**GIVEN ENTRIES:**
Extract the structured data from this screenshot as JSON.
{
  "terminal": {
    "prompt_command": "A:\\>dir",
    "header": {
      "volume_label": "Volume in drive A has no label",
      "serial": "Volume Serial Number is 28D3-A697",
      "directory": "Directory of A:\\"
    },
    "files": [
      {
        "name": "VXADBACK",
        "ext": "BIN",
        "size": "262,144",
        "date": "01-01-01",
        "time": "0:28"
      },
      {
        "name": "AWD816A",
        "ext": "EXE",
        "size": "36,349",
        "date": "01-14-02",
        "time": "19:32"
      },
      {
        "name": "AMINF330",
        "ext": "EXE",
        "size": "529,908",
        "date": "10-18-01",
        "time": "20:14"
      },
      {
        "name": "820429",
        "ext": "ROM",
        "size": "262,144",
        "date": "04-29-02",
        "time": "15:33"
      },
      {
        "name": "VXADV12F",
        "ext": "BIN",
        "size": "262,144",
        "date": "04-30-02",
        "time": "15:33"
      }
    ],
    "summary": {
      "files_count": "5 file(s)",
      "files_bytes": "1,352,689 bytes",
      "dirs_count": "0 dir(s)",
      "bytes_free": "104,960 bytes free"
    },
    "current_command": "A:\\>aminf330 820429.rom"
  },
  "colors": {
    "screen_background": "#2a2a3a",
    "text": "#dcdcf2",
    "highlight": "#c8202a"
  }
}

**PROBLEM REQUIREMENTS:** Collect the complete line wherever the string "bytes" appears in the records.

**SOLVED EXERCISE:**
      "files_bytes": "1,352,689 bytes",
      "bytes_free": "104,960 bytes free"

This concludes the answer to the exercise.